Exercise: Examine the records and identify each line that includes the string "Canada". Copy those lines.

Records supplied:
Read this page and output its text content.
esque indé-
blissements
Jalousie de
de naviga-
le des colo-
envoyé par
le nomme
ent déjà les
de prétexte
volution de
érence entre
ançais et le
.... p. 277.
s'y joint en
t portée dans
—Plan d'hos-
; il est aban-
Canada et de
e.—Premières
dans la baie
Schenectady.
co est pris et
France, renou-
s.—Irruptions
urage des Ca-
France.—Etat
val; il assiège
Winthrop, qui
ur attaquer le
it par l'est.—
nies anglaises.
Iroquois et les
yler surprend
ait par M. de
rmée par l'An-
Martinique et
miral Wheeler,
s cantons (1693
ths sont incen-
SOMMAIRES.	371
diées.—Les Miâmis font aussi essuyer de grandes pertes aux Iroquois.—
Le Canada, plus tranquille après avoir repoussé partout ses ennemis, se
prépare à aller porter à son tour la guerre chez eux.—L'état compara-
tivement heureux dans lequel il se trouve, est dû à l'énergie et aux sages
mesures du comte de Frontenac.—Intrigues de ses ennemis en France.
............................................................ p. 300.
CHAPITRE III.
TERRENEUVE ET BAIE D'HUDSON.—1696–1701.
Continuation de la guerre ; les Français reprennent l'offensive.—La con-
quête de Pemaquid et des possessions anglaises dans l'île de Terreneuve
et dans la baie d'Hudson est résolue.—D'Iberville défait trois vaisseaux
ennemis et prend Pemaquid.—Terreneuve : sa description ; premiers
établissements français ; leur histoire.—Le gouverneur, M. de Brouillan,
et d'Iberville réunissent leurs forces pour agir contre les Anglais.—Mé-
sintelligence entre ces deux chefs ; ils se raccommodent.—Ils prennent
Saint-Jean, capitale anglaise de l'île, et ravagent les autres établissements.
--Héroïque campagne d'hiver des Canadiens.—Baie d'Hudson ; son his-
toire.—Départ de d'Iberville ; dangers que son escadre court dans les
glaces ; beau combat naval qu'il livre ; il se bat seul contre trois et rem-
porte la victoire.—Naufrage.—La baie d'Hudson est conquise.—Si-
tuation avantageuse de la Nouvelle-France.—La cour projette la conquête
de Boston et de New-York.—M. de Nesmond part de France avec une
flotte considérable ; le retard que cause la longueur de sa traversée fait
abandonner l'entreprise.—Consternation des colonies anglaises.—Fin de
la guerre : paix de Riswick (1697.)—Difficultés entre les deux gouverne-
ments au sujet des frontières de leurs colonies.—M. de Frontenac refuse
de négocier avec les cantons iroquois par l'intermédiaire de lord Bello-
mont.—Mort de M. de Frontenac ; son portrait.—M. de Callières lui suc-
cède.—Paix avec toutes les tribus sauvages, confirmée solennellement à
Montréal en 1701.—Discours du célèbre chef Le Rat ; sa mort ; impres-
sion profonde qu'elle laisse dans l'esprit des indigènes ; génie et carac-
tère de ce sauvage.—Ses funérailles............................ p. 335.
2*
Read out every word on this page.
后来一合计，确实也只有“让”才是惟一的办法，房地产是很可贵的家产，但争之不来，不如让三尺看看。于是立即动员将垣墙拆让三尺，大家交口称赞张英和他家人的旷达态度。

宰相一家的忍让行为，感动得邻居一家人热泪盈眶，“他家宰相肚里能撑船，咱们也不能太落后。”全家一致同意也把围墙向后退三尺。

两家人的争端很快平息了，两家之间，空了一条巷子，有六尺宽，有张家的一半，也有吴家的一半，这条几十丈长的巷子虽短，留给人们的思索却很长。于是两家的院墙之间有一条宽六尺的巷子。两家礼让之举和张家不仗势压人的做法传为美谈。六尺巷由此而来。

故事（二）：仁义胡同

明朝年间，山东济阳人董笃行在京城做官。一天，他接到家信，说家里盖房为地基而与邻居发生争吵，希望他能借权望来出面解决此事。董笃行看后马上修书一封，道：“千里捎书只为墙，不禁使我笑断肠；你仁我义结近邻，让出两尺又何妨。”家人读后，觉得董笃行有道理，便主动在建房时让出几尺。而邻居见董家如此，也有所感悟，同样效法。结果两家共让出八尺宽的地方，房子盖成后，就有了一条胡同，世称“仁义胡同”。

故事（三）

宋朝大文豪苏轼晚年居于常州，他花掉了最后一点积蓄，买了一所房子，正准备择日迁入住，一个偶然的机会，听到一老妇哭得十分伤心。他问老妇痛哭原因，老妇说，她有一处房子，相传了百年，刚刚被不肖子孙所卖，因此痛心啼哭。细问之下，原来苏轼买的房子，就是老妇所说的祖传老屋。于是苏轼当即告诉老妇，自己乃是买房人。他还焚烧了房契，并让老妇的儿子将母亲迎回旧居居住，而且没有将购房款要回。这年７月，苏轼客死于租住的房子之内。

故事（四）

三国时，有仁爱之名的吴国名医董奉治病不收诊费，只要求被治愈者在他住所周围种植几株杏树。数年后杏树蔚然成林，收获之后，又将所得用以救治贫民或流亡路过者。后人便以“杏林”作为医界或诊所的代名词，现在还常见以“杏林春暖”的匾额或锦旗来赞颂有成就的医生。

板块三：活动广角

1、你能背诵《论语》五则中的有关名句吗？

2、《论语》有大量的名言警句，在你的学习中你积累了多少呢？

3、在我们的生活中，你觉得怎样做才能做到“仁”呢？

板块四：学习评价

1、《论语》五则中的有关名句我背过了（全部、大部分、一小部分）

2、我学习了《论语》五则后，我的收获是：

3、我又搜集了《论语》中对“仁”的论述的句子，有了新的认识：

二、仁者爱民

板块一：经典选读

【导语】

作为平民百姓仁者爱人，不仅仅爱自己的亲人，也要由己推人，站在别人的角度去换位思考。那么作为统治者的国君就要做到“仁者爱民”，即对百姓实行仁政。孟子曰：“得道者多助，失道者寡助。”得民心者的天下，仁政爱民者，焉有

Solution for this task:
Canada et de
Le Canada, plus tranquille après avoir repoussé partout ses ennemis, se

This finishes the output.